• Dataset records:
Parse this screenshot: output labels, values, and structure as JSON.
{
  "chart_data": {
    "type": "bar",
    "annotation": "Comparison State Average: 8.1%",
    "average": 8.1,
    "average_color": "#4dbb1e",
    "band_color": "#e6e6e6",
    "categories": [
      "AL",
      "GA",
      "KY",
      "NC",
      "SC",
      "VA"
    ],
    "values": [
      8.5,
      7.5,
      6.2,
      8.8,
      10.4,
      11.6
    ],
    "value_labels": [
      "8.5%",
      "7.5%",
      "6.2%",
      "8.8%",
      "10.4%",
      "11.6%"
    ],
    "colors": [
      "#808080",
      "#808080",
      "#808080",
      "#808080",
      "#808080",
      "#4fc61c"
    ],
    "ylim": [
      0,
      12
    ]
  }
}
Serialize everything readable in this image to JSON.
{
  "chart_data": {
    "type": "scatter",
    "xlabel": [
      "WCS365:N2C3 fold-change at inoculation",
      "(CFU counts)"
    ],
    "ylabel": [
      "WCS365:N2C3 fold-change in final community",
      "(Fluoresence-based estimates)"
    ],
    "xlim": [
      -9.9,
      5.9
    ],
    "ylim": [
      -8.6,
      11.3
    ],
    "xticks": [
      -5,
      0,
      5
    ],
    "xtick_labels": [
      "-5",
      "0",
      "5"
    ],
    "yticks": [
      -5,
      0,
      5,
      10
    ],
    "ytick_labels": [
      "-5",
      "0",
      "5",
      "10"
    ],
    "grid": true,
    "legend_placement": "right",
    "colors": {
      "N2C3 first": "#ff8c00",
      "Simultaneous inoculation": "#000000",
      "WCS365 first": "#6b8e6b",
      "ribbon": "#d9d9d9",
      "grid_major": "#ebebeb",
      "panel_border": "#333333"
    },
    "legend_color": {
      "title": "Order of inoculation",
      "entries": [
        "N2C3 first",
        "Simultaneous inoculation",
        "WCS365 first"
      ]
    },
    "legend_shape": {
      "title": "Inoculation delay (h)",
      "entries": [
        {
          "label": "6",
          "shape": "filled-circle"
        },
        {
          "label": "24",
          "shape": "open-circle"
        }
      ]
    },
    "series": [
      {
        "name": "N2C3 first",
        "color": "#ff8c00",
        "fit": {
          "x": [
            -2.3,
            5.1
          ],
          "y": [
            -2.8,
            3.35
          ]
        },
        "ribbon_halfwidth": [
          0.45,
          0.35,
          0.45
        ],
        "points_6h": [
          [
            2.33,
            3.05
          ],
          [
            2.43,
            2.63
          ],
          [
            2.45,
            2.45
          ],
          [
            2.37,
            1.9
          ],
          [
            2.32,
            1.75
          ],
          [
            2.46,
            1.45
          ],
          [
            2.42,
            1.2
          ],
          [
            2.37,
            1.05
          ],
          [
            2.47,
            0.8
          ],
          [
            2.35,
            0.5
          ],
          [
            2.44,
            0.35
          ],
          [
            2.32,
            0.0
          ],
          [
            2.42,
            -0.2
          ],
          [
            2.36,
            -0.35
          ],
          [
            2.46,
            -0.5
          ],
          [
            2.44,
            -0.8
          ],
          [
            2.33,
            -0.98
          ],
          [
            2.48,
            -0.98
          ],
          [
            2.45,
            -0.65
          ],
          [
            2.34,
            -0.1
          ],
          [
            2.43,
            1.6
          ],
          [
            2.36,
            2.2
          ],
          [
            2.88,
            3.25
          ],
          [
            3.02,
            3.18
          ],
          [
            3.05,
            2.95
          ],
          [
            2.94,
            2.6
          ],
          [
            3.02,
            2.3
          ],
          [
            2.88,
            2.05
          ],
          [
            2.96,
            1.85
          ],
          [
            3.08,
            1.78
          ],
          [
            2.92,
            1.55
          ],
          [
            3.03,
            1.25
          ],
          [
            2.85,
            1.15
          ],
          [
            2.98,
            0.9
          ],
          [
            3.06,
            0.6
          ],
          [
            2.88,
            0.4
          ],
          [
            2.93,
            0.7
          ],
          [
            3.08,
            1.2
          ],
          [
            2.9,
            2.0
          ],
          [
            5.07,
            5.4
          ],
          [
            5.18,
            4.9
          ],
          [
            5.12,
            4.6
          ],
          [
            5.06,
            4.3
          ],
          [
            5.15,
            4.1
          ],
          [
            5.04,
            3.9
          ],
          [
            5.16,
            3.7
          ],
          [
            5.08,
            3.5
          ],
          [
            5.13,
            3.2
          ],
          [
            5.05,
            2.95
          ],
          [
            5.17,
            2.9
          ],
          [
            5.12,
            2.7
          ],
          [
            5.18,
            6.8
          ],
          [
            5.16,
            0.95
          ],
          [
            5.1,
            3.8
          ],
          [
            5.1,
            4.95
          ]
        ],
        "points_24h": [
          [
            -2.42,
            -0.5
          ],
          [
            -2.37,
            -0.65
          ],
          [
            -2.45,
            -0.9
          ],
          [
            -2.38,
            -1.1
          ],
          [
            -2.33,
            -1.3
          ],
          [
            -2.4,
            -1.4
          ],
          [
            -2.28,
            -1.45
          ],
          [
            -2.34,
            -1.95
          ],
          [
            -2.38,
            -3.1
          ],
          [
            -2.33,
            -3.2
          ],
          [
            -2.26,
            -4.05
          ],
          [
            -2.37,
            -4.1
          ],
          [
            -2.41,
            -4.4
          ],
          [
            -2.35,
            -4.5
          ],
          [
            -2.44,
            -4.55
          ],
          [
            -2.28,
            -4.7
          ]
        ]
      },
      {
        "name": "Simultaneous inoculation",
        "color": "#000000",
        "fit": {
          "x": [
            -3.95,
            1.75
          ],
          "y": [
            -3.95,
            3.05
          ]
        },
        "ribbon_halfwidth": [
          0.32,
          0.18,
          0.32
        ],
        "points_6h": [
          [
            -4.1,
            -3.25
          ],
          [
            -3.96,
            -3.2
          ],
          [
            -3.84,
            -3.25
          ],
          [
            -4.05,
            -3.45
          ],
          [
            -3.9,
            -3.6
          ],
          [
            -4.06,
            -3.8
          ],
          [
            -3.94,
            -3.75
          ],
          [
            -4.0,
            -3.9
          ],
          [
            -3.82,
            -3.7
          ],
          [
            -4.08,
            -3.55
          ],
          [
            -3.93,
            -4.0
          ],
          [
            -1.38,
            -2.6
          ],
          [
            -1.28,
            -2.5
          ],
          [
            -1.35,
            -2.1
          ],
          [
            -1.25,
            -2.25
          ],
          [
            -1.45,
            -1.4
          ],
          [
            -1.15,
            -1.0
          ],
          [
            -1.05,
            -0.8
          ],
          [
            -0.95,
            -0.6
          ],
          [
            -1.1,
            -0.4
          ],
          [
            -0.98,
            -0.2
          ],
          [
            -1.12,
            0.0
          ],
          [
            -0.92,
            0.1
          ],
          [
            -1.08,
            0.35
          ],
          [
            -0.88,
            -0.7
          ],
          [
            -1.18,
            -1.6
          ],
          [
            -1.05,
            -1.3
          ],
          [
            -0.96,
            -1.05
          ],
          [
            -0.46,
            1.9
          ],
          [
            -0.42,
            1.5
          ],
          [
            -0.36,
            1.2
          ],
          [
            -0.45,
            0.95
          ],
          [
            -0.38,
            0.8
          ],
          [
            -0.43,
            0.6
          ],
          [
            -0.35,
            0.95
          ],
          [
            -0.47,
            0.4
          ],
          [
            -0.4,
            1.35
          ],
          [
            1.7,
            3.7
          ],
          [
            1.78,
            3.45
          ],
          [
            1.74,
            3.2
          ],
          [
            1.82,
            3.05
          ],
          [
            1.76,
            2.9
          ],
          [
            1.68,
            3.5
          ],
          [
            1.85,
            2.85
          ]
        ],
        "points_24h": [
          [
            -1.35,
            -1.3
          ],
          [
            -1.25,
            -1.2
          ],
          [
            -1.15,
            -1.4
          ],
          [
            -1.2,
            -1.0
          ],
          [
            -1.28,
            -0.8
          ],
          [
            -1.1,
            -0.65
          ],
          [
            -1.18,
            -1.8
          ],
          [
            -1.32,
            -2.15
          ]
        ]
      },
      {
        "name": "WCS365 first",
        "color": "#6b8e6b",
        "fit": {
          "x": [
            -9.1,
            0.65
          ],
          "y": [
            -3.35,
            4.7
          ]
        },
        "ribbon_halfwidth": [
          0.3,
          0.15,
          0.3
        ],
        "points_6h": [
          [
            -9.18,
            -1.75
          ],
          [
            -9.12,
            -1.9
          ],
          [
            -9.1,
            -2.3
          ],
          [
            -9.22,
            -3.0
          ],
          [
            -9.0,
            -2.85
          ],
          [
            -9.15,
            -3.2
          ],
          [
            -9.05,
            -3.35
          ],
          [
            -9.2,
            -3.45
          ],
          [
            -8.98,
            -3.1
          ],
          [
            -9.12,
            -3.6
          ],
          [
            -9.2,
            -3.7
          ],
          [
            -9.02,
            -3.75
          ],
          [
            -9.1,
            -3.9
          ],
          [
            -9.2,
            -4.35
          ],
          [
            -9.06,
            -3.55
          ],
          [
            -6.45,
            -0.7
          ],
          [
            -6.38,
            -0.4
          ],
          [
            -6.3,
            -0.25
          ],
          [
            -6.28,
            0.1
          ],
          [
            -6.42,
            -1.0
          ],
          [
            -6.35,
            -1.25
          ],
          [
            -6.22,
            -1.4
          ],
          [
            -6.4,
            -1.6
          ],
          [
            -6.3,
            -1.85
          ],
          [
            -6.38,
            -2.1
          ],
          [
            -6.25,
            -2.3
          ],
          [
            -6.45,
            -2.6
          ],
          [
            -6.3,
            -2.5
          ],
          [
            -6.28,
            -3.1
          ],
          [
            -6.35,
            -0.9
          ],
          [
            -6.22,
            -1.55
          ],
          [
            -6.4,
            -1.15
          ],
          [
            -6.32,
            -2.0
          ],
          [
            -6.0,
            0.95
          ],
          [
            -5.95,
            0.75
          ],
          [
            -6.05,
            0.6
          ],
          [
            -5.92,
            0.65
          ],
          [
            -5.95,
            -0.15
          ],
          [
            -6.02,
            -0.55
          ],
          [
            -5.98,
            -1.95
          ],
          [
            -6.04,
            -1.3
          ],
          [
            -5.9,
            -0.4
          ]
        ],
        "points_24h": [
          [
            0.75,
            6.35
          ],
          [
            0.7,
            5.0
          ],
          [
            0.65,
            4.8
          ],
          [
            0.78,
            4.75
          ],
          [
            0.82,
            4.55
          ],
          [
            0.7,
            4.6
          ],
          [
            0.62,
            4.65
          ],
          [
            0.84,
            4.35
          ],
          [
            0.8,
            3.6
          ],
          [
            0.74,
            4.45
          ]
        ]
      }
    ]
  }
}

• Objective: Lines from the records above that hold "first" are the ones to list.

• Finished exercise:
      "N2C3 first": "#ff8c00",
      "WCS365 first": "#6b8e6b",
        "N2C3 first",
        "WCS365 first"
        "name": "N2C3 first",
        "name": "WCS365 first",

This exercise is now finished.